### EXERCISE DETAILS
Repeat exactly the lines below, from the line containing "Transcribe the text in this document." through the last line, both included. Leave out any pictures.

### DATA IN THIS EXERCISE
---

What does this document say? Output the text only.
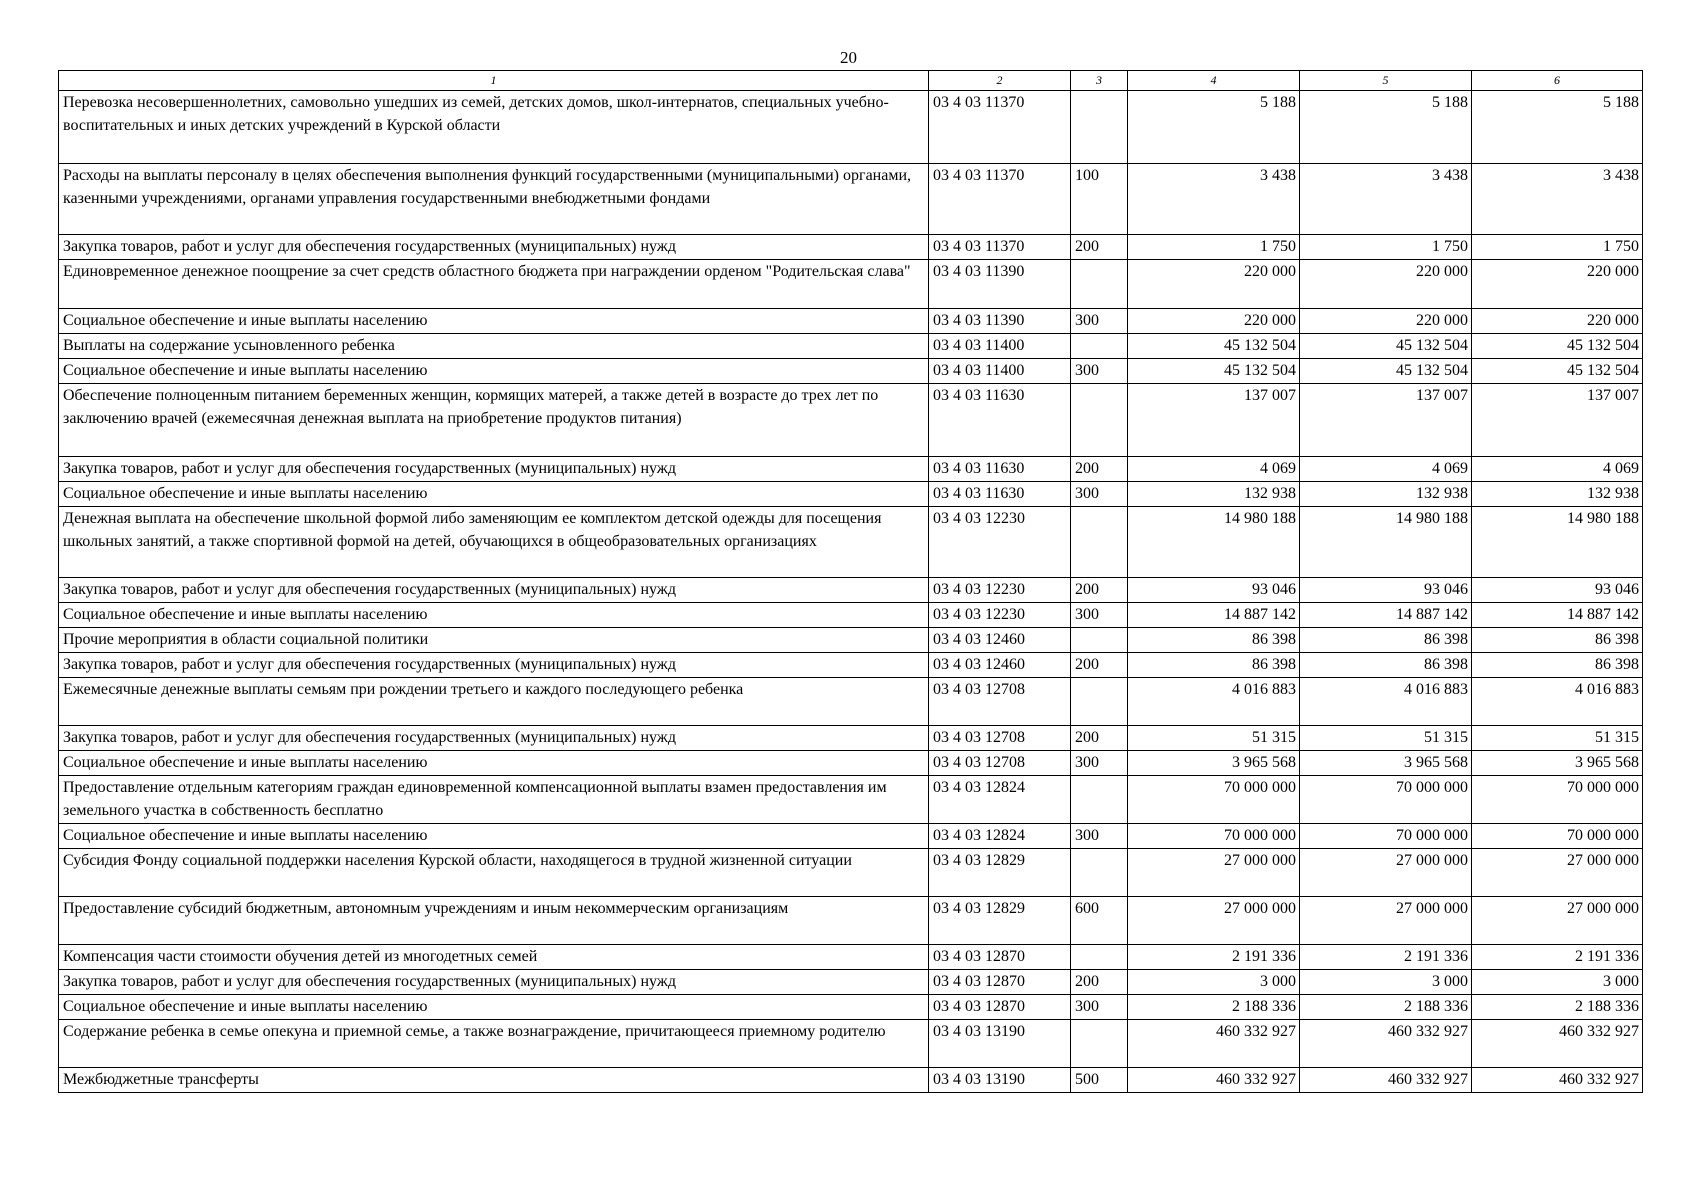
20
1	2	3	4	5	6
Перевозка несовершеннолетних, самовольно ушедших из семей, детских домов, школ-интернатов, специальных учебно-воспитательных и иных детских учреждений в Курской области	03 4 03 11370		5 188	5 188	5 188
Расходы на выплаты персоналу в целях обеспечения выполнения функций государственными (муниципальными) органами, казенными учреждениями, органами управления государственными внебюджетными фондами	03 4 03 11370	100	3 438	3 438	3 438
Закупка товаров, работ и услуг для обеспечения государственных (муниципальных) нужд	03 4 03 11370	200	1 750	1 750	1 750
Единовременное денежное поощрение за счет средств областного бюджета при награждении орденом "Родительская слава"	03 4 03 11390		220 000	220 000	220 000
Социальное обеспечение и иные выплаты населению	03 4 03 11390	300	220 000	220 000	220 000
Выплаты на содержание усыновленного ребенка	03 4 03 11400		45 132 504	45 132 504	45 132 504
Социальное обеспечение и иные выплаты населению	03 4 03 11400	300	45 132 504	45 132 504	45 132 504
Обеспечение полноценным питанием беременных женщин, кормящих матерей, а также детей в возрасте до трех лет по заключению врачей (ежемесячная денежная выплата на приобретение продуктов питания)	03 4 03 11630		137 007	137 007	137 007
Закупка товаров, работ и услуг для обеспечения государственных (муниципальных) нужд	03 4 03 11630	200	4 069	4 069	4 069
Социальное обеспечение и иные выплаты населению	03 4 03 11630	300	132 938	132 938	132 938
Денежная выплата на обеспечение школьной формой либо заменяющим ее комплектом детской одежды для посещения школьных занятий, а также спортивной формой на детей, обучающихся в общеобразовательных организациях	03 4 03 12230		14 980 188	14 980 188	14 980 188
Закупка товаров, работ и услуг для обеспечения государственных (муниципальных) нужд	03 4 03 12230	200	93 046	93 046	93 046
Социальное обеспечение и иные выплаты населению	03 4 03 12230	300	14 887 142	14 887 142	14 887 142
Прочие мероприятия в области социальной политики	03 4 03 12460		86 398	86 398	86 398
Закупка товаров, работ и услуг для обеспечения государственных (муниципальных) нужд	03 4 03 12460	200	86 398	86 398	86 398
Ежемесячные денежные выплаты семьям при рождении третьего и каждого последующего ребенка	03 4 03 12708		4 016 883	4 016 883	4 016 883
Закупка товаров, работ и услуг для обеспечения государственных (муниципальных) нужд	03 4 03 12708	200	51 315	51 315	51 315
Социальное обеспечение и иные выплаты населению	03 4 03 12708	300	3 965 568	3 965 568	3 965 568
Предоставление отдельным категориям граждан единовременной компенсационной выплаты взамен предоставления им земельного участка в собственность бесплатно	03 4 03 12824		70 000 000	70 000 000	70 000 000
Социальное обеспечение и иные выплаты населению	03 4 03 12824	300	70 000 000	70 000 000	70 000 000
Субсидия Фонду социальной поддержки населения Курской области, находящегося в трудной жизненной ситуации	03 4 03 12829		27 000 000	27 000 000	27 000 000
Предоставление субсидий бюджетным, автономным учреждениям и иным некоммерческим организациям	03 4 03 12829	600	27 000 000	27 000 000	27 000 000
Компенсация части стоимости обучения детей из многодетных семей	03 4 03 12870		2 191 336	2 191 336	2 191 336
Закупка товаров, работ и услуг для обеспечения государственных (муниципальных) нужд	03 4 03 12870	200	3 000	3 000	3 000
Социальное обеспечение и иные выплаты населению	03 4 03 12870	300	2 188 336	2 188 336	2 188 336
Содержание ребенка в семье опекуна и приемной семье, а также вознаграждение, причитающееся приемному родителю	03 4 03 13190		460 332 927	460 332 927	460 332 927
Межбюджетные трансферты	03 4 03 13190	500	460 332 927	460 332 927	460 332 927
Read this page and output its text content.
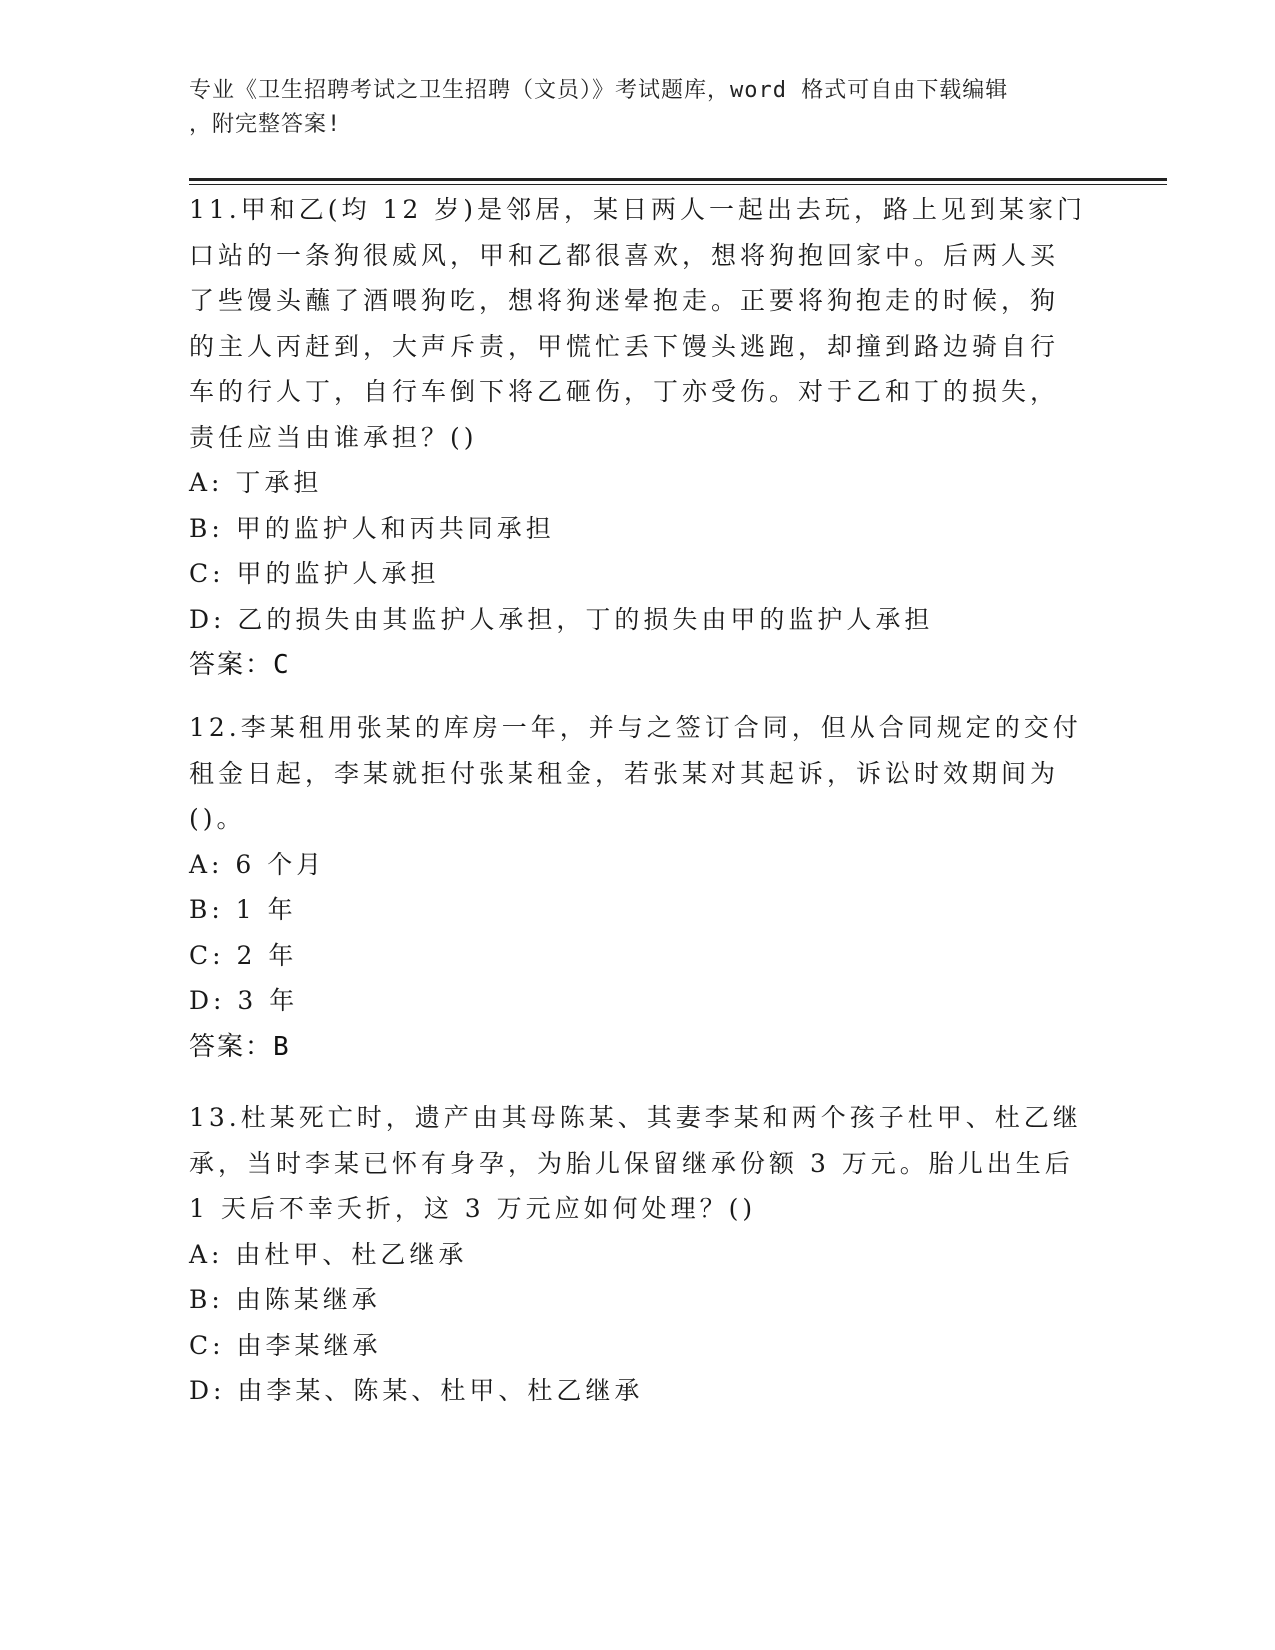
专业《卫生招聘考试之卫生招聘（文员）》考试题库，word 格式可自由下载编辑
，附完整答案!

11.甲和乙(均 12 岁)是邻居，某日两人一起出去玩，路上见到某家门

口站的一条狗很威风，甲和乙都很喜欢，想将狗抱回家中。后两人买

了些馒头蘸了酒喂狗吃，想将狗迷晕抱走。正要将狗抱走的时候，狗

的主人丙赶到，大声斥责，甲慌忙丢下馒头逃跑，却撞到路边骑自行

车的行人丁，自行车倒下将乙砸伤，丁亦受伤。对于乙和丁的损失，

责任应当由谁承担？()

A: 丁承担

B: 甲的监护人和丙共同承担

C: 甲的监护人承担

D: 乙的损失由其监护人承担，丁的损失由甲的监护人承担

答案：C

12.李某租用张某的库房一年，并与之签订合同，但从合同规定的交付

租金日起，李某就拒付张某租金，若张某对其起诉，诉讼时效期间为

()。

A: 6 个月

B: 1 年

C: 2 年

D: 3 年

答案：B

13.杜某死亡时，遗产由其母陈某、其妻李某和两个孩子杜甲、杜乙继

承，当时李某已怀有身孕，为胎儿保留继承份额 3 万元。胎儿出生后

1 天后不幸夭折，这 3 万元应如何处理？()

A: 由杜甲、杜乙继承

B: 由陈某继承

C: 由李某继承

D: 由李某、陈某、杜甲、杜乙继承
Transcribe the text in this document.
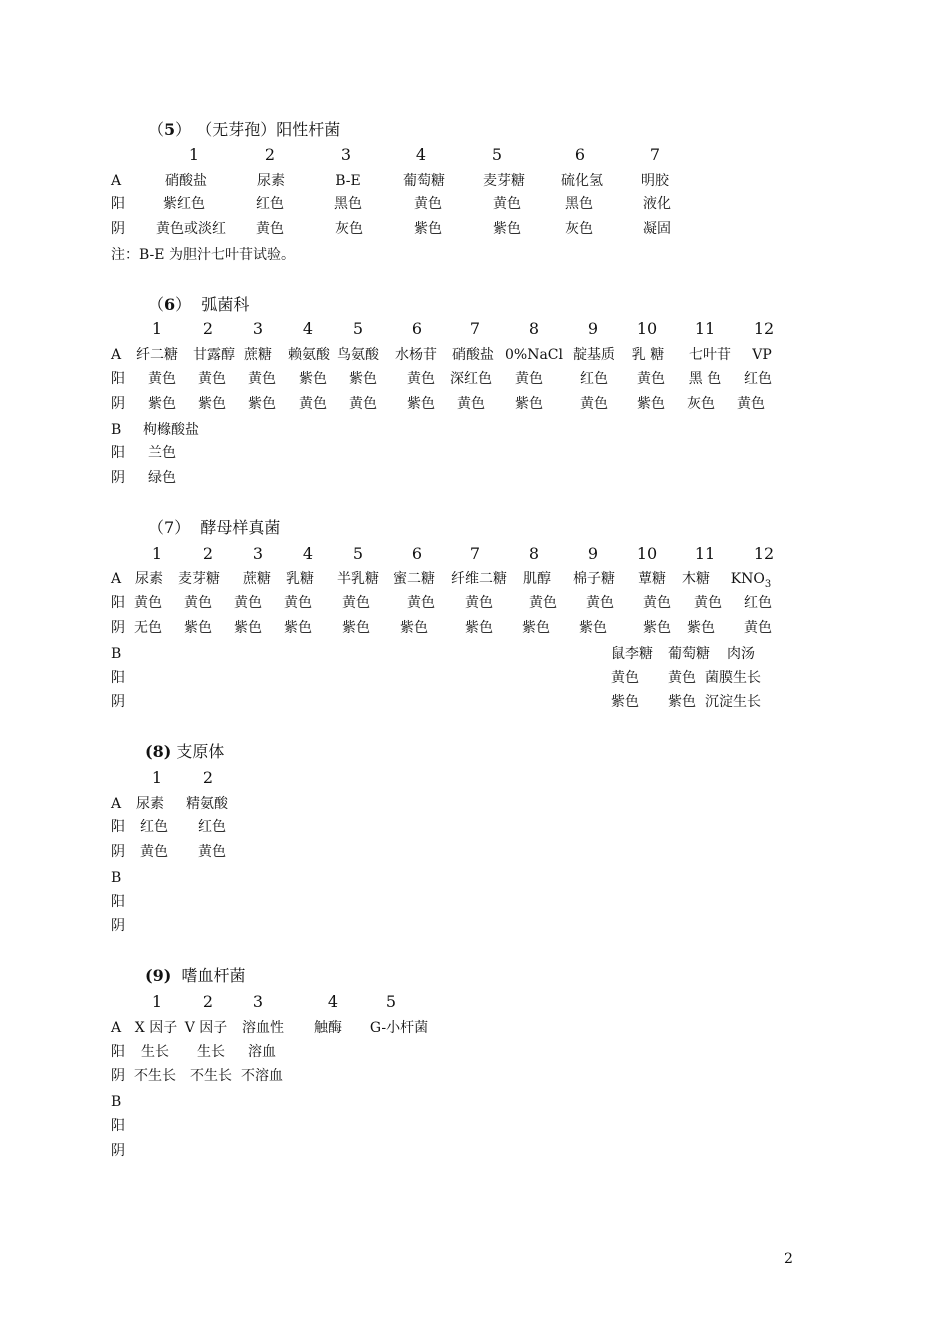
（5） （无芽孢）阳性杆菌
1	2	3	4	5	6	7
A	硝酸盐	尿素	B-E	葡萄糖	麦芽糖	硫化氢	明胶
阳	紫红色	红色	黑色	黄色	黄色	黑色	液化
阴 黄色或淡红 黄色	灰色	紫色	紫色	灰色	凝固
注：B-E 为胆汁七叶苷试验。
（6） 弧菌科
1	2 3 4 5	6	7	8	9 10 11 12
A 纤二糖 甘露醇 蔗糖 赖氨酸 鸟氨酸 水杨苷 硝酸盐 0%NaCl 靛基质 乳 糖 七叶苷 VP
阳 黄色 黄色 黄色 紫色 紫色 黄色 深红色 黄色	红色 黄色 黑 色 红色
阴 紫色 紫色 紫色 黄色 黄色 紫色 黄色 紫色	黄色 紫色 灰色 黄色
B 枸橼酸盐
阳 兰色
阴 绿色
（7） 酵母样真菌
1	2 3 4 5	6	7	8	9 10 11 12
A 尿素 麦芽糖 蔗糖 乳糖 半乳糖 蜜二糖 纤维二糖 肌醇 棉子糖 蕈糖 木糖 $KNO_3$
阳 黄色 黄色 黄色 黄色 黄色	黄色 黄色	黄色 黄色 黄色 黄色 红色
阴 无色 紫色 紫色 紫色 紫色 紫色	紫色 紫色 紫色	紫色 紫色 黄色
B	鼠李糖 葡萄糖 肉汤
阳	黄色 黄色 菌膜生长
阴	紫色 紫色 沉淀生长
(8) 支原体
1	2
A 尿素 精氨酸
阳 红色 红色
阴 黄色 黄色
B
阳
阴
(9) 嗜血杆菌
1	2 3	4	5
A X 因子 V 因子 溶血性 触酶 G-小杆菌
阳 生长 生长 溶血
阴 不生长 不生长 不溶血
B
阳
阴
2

---

### SOLUTION TO THIS EXERCISE
Transcribe the text in this document.
（5） （无芽孢）阳性杆菌
1	2	3	4	5	6	7
A	硝酸盐	尿素	B-E	葡萄糖	麦芽糖	硫化氢	明胶
阳	紫红色	红色	黑色	黄色	黄色	黑色	液化
阴 黄色或淡红 黄色	灰色	紫色	紫色	灰色	凝固
注：B-E 为胆汁七叶苷试验。
（6） 弧菌科
1	2 3 4 5	6	7	8	9 10 11 12
A 纤二糖 甘露醇 蔗糖 赖氨酸 鸟氨酸 水杨苷 硝酸盐 0%NaCl 靛基质 乳 糖 七叶苷 VP
阳 黄色 黄色 黄色 紫色 紫色 黄色 深红色 黄色	红色 黄色 黑 色 红色
阴 紫色 紫色 紫色 黄色 黄色 紫色 黄色 紫色	黄色 紫色 灰色 黄色
B 枸橼酸盐
阳 兰色
阴 绿色
（7） 酵母样真菌
1	2 3 4 5	6	7	8	9 10 11 12
A 尿素 麦芽糖 蔗糖 乳糖 半乳糖 蜜二糖 纤维二糖 肌醇 棉子糖 蕈糖 木糖 $KNO_3$
阳 黄色 黄色 黄色 黄色 黄色	黄色 黄色	黄色 黄色 黄色 黄色 红色
阴 无色 紫色 紫色 紫色 紫色 紫色	紫色 紫色 紫色	紫色 紫色 黄色
B	鼠李糖 葡萄糖 肉汤
阳	黄色 黄色 菌膜生长
阴	紫色 紫色 沉淀生长
(8) 支原体
1	2
A 尿素 精氨酸
阳 红色 红色
阴 黄色 黄色
B
阳
阴
(9) 嗜血杆菌
1	2 3	4	5
A X 因子 V 因子 溶血性 触酶 G-小杆菌
阳 生长 生长 溶血
阴 不生长 不生长 不溶血
B
阳
阴
2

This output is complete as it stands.